**Task requirements**
Every record must appear in your copy exactly as written, with no pictures.

──────── Provided records ────────

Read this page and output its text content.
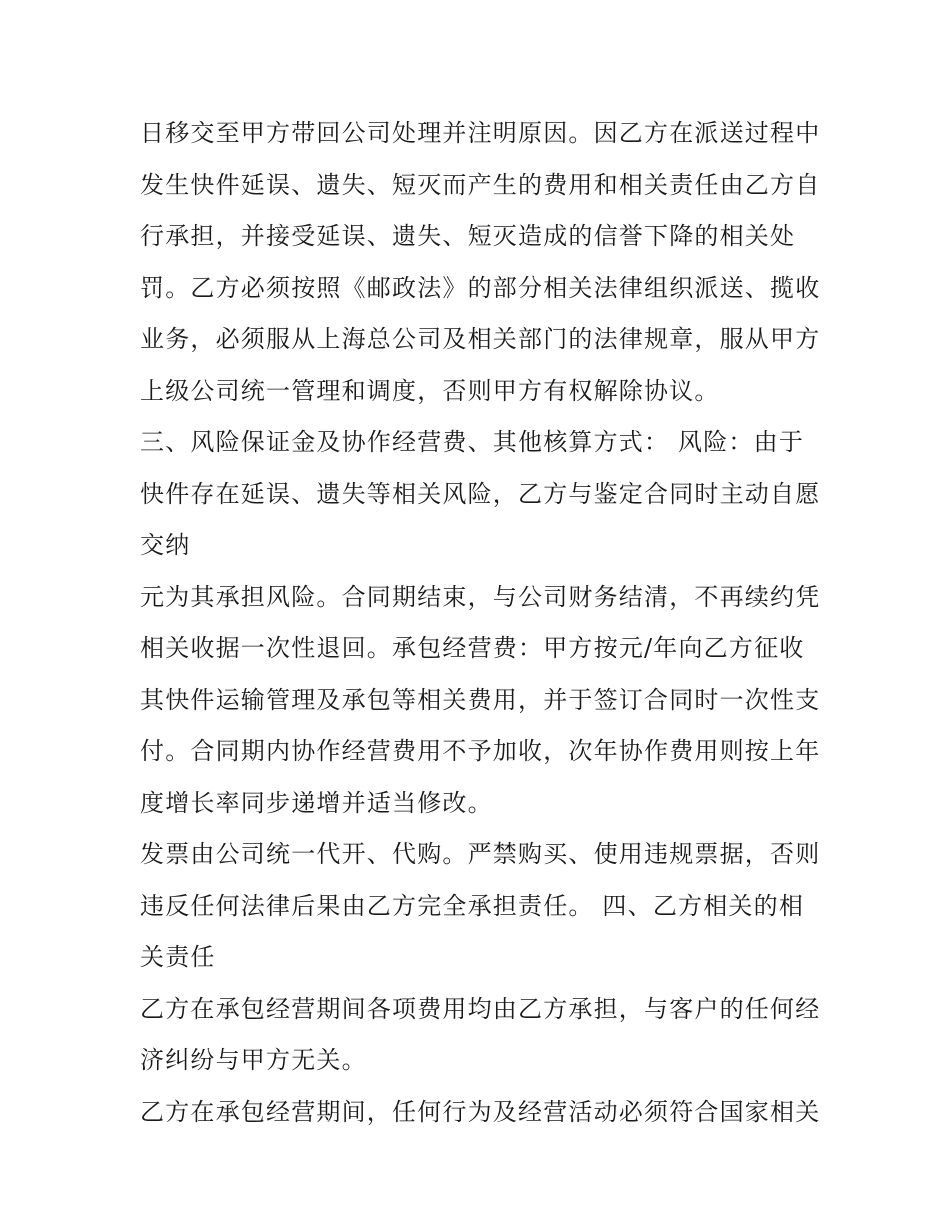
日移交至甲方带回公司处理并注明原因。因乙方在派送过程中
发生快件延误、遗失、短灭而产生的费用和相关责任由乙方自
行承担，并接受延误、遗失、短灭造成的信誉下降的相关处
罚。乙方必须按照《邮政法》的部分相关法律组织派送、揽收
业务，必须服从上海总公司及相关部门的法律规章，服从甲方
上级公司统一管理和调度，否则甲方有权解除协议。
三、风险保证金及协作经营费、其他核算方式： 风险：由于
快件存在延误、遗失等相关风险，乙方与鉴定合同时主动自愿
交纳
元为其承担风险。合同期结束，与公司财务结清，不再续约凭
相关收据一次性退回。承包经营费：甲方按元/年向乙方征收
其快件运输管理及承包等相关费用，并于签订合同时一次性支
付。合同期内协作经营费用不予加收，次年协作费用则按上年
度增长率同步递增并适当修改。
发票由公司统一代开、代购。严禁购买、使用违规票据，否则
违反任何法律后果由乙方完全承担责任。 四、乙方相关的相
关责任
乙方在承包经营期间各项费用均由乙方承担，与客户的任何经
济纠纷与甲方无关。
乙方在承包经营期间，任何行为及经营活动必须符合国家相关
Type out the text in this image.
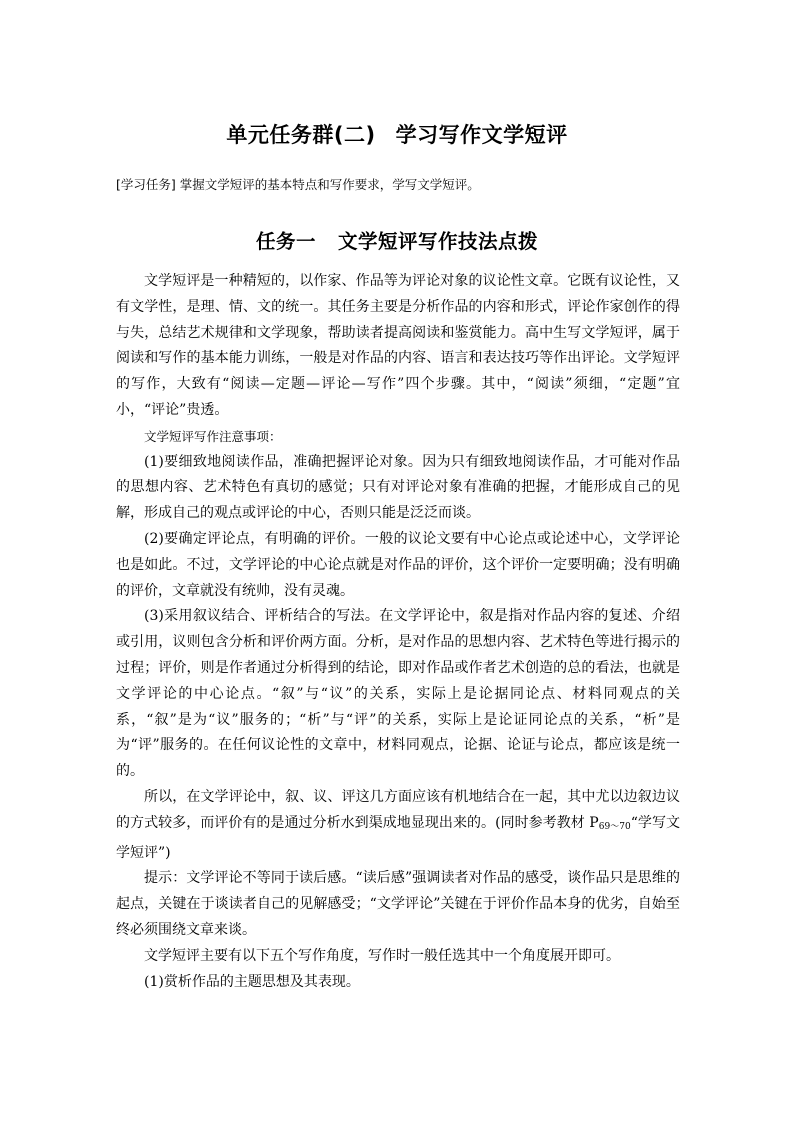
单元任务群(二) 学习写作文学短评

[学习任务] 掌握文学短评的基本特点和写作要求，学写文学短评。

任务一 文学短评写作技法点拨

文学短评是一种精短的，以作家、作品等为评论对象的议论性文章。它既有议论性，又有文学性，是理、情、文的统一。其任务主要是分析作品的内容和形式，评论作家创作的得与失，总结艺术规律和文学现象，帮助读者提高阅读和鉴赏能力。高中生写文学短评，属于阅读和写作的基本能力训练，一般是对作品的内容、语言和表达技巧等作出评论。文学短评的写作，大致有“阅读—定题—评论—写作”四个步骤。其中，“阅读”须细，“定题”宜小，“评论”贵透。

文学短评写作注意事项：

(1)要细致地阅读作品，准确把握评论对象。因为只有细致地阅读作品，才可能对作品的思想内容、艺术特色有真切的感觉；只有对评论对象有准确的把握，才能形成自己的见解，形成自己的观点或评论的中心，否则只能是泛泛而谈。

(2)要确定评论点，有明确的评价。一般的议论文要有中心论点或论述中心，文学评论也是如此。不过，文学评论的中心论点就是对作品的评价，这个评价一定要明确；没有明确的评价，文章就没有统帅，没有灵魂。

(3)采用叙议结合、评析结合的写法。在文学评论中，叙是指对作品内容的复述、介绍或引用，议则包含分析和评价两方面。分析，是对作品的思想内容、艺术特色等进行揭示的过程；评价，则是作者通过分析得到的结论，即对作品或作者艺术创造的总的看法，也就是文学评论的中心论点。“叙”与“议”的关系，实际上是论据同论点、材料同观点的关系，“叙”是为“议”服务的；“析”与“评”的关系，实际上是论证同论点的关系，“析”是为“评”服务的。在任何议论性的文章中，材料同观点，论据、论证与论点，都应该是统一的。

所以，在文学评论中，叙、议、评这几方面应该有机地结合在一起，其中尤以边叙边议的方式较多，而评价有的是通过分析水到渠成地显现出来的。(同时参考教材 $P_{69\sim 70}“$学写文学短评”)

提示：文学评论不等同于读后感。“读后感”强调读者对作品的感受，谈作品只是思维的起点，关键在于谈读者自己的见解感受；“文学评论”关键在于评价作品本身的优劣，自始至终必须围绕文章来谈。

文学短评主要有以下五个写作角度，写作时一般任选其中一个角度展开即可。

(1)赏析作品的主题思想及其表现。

────────

**Answer to the task**
Read this page and output its text content.
日移交至甲方带回公司处理并注明原因。因乙方在派送过程中
发生快件延误、遗失、短灭而产生的费用和相关责任由乙方自
行承担，并接受延误、遗失、短灭造成的信誉下降的相关处
罚。乙方必须按照《邮政法》的部分相关法律组织派送、揽收
业务，必须服从上海总公司及相关部门的法律规章，服从甲方
上级公司统一管理和调度，否则甲方有权解除协议。
三、风险保证金及协作经营费、其他核算方式： 风险：由于
快件存在延误、遗失等相关风险，乙方与鉴定合同时主动自愿
交纳
元为其承担风险。合同期结束，与公司财务结清，不再续约凭
相关收据一次性退回。承包经营费：甲方按元/年向乙方征收
其快件运输管理及承包等相关费用，并于签订合同时一次性支
付。合同期内协作经营费用不予加收，次年协作费用则按上年
度增长率同步递增并适当修改。
发票由公司统一代开、代购。严禁购买、使用违规票据，否则
违反任何法律后果由乙方完全承担责任。 四、乙方相关的相
关责任
乙方在承包经营期间各项费用均由乙方承担，与客户的任何经
济纠纷与甲方无关。
乙方在承包经营期间，任何行为及经营活动必须符合国家相关
Type out the text in this image.
单元任务群(二) 学习写作文学短评

[学习任务] 掌握文学短评的基本特点和写作要求，学写文学短评。

任务一 文学短评写作技法点拨

文学短评是一种精短的，以作家、作品等为评论对象的议论性文章。它既有议论性，又有文学性，是理、情、文的统一。其任务主要是分析作品的内容和形式，评论作家创作的得与失，总结艺术规律和文学现象，帮助读者提高阅读和鉴赏能力。高中生写文学短评，属于阅读和写作的基本能力训练，一般是对作品的内容、语言和表达技巧等作出评论。文学短评的写作，大致有“阅读—定题—评论—写作”四个步骤。其中，“阅读”须细，“定题”宜小，“评论”贵透。

文学短评写作注意事项：

(1)要细致地阅读作品，准确把握评论对象。因为只有细致地阅读作品，才可能对作品的思想内容、艺术特色有真切的感觉；只有对评论对象有准确的把握，才能形成自己的见解，形成自己的观点或评论的中心，否则只能是泛泛而谈。

(2)要确定评论点，有明确的评价。一般的议论文要有中心论点或论述中心，文学评论也是如此。不过，文学评论的中心论点就是对作品的评价，这个评价一定要明确；没有明确的评价，文章就没有统帅，没有灵魂。

(3)采用叙议结合、评析结合的写法。在文学评论中，叙是指对作品内容的复述、介绍或引用，议则包含分析和评价两方面。分析，是对作品的思想内容、艺术特色等进行揭示的过程；评价，则是作者通过分析得到的结论，即对作品或作者艺术创造的总的看法，也就是文学评论的中心论点。“叙”与“议”的关系，实际上是论据同论点、材料同观点的关系，“叙”是为“议”服务的；“析”与“评”的关系，实际上是论证同论点的关系，“析”是为“评”服务的。在任何议论性的文章中，材料同观点，论据、论证与论点，都应该是统一的。

所以，在文学评论中，叙、议、评这几方面应该有机地结合在一起，其中尤以边叙边议的方式较多，而评价有的是通过分析水到渠成地显现出来的。(同时参考教材 $P_{69\sim 70}“$学写文学短评”)

提示：文学评论不等同于读后感。“读后感”强调读者对作品的感受，谈作品只是思维的起点，关键在于谈读者自己的见解感受；“文学评论”关键在于评价作品本身的优劣，自始至终必须围绕文章来谈。

文学短评主要有以下五个写作角度，写作时一般任选其中一个角度展开即可。

(1)赏析作品的主题思想及其表现。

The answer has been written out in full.